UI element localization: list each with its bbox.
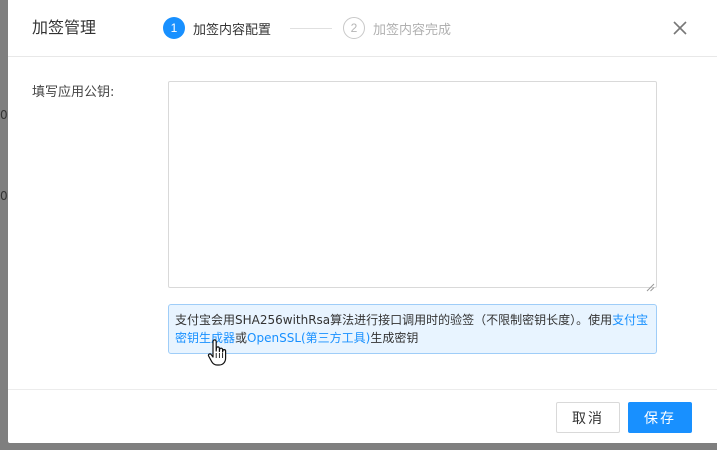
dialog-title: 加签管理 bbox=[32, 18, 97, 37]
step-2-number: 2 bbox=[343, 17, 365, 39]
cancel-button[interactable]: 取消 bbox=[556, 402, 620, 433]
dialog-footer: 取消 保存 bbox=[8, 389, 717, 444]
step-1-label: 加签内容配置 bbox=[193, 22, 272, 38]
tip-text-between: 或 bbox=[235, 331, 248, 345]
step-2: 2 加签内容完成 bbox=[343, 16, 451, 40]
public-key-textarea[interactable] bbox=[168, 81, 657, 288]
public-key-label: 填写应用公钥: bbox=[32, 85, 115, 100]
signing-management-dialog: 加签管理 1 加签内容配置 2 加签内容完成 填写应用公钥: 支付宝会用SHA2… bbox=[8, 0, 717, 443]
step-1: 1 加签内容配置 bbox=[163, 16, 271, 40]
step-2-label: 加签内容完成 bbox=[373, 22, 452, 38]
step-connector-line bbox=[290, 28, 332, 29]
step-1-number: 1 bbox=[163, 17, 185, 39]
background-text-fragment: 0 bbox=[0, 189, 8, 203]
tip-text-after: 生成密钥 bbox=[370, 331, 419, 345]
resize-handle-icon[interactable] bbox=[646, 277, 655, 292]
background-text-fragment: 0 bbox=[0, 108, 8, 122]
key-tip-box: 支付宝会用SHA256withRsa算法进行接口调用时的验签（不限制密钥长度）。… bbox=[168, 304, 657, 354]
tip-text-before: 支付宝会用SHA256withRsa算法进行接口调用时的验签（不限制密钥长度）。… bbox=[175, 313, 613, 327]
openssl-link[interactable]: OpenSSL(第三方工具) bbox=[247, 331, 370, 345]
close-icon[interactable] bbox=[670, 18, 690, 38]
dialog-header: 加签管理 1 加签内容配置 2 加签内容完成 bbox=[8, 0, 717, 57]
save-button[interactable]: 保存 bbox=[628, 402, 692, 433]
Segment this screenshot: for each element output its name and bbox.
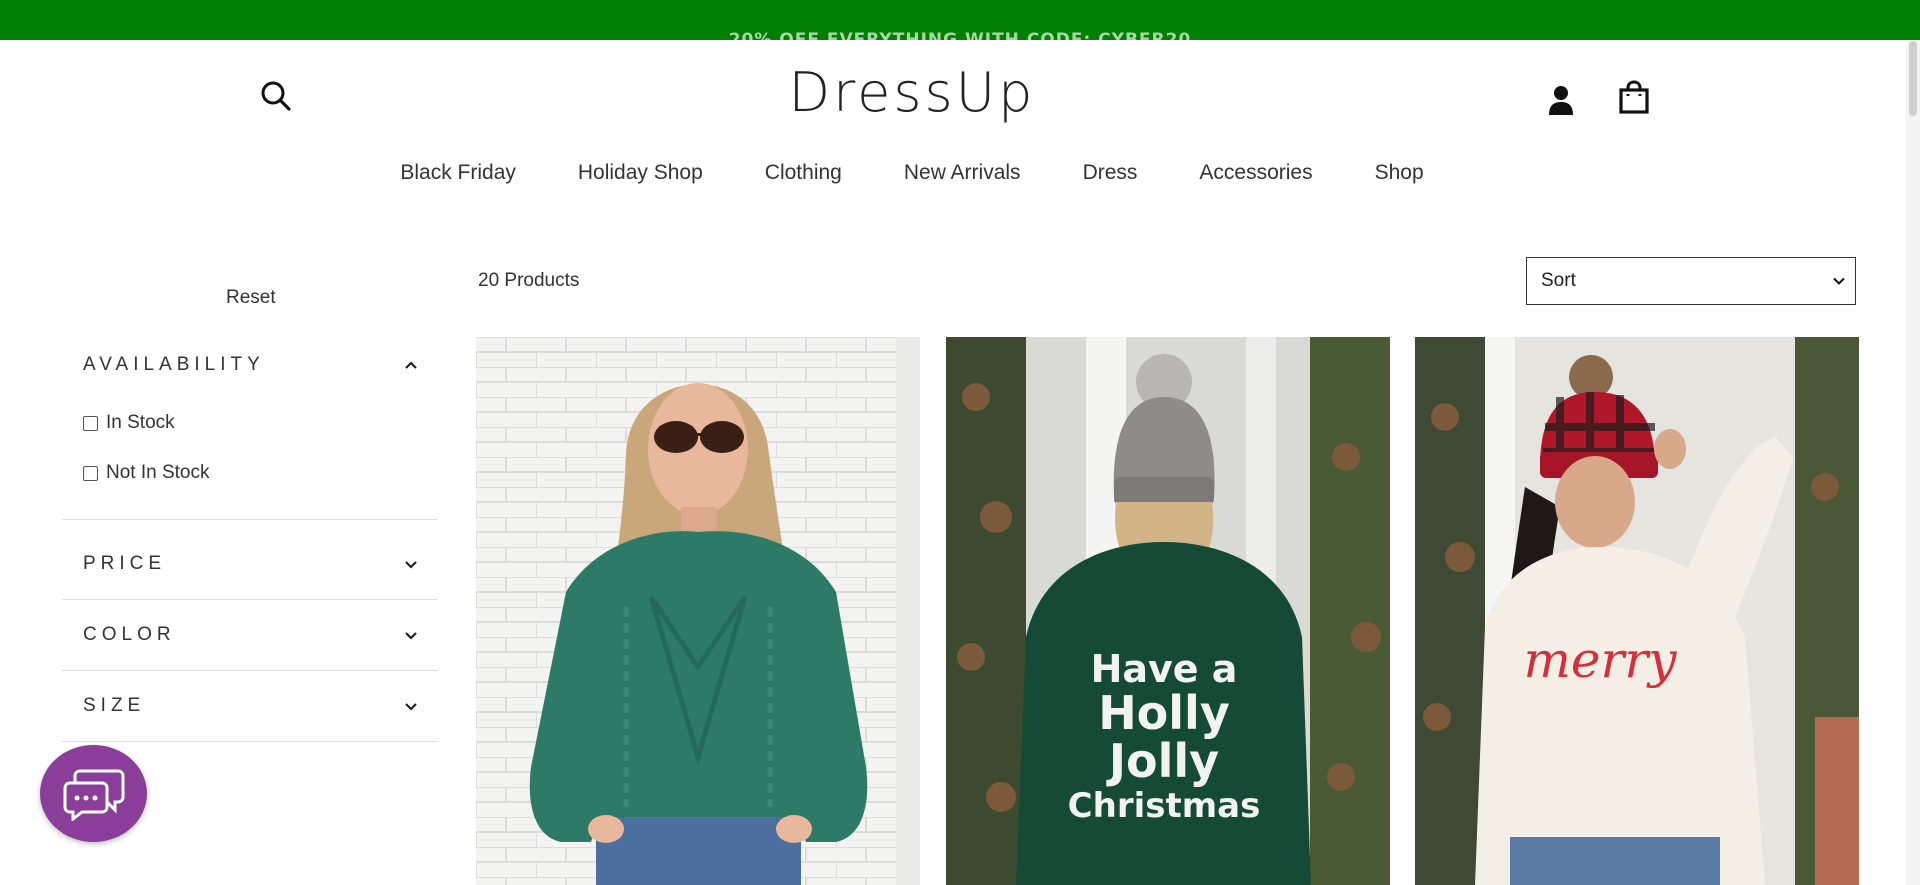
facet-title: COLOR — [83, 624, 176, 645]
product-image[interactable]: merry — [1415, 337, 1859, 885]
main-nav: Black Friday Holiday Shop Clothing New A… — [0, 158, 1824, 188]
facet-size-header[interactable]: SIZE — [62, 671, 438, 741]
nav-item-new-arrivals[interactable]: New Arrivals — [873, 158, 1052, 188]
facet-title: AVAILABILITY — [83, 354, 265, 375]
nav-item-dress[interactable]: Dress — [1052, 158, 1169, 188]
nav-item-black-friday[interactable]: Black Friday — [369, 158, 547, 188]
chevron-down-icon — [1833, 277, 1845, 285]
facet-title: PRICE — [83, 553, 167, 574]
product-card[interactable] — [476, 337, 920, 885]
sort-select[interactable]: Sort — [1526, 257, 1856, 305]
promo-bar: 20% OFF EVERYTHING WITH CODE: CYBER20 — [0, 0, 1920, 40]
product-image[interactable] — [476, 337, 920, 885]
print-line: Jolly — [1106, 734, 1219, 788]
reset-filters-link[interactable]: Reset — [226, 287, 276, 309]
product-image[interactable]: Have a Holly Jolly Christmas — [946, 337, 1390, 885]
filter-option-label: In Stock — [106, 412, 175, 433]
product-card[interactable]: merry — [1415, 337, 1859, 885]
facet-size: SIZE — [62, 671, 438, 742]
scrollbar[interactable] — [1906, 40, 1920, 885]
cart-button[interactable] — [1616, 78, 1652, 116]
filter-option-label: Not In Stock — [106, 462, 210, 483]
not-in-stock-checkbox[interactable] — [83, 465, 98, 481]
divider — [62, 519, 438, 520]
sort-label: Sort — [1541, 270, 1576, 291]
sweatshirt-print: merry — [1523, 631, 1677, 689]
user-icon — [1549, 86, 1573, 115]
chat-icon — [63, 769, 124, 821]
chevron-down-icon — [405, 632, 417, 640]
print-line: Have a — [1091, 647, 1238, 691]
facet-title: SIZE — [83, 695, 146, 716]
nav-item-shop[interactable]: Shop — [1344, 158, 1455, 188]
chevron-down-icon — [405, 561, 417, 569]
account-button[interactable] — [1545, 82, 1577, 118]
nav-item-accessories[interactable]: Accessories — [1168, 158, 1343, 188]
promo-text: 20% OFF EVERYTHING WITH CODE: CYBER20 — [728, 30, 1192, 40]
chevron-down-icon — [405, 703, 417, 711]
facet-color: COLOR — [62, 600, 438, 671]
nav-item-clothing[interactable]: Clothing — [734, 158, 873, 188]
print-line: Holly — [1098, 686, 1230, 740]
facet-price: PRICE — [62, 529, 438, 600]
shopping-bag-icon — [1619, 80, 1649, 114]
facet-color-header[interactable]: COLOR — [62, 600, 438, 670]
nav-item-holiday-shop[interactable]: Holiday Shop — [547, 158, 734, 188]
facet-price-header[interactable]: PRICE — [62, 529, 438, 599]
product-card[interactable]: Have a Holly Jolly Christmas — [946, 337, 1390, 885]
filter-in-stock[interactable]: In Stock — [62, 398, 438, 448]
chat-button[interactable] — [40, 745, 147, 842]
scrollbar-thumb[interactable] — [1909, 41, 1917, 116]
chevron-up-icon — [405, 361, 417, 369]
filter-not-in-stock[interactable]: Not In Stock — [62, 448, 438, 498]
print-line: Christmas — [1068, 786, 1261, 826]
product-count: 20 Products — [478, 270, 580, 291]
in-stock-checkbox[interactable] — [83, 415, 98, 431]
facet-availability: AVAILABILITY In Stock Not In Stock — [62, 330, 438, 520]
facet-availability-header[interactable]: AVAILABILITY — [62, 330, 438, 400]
...
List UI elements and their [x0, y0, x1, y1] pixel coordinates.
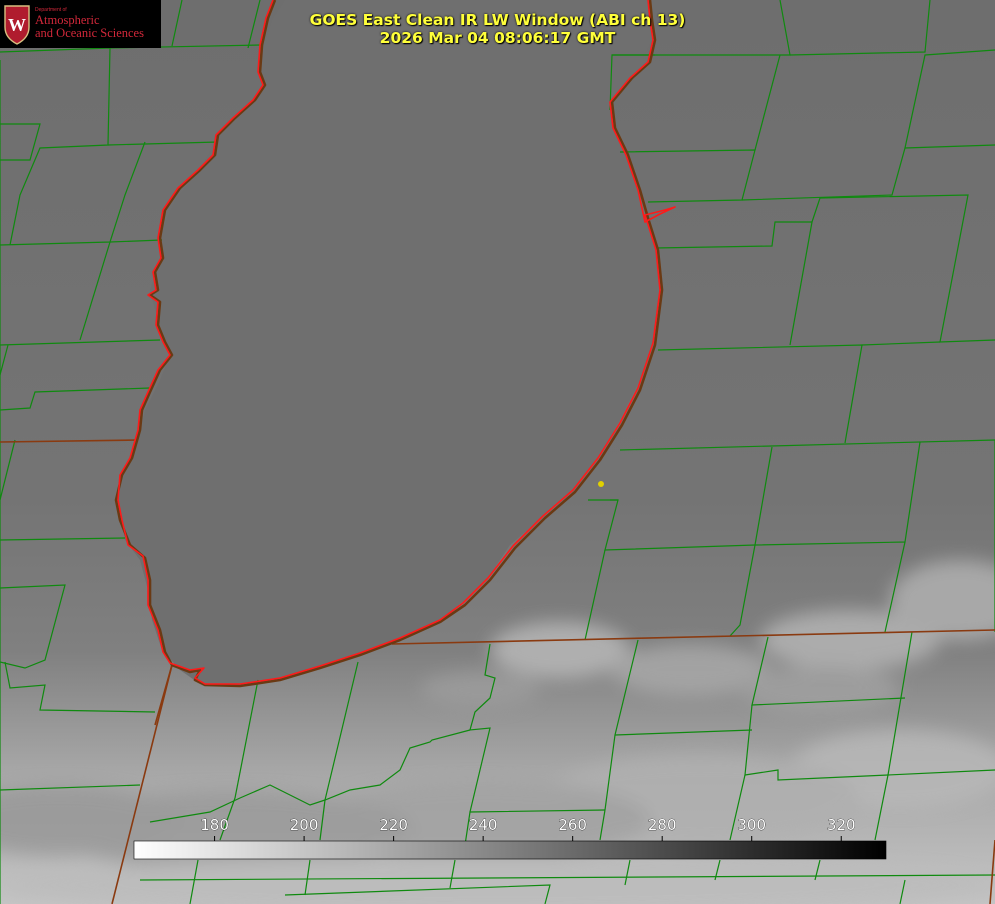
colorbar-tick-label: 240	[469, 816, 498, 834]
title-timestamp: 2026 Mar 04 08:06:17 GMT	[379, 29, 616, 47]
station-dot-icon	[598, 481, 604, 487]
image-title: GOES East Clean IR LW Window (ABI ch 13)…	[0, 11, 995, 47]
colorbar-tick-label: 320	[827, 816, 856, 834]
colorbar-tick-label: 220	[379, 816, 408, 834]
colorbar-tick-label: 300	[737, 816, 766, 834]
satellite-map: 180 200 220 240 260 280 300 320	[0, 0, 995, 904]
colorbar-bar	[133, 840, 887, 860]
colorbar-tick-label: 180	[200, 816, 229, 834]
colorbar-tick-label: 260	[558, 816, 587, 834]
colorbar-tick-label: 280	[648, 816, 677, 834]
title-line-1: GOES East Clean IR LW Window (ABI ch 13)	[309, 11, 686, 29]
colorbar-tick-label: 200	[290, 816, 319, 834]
...
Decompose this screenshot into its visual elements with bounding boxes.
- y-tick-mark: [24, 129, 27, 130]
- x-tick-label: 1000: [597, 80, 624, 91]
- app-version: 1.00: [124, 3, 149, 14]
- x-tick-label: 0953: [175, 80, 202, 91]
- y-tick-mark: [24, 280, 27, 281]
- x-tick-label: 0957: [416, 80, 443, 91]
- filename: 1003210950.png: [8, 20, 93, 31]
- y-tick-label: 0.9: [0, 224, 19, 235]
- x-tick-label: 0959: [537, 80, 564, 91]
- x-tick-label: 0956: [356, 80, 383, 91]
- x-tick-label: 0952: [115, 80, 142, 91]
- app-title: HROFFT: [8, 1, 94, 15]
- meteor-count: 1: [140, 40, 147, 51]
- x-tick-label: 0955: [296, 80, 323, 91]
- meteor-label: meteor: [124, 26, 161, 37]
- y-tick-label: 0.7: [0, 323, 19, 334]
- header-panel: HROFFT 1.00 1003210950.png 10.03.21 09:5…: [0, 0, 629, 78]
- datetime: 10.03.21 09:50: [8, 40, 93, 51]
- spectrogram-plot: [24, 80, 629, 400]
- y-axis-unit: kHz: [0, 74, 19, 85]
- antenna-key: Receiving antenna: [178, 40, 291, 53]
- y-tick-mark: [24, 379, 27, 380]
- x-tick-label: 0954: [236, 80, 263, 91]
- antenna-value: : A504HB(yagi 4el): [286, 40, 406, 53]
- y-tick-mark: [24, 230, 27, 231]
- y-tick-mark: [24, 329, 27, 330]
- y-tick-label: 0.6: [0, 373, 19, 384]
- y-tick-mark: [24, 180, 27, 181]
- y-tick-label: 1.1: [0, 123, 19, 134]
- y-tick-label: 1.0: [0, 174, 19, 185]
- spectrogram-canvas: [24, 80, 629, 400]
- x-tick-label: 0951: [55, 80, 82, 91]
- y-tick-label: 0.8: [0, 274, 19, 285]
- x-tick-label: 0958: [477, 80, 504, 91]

▶ _Your task_:
Copy out the rows from the one containing "dialog-title: 加签管理 bbox=[32, 18, 97, 37]" through the one containing "step-connector-line bbox=[290, 28, 332, 29]", including both of those rows.

▶ _Answer to this task_:
dialog-title: 加签管理 bbox=[32, 18, 97, 37]
step-2-number: 2 bbox=[343, 17, 365, 39]
cancel-button[interactable]: 取消 bbox=[556, 402, 620, 433]
dialog-footer: 取消 保存 bbox=[8, 389, 717, 444]
step-1-label: 加签内容配置 bbox=[193, 22, 272, 38]
tip-text-between: 或 bbox=[235, 331, 248, 345]
step-2: 2 加签内容完成 bbox=[343, 16, 451, 40]
public-key-textarea[interactable] bbox=[168, 81, 657, 288]
public-key-label: 填写应用公钥: bbox=[32, 85, 115, 100]
signing-management-dialog: 加签管理 1 加签内容配置 2 加签内容完成 填写应用公钥: 支付宝会用SHA2… bbox=[8, 0, 717, 443]
step-1: 1 加签内容配置 bbox=[163, 16, 271, 40]
step-2-label: 加签内容完成 bbox=[373, 22, 452, 38]
step-connector-line bbox=[290, 28, 332, 29]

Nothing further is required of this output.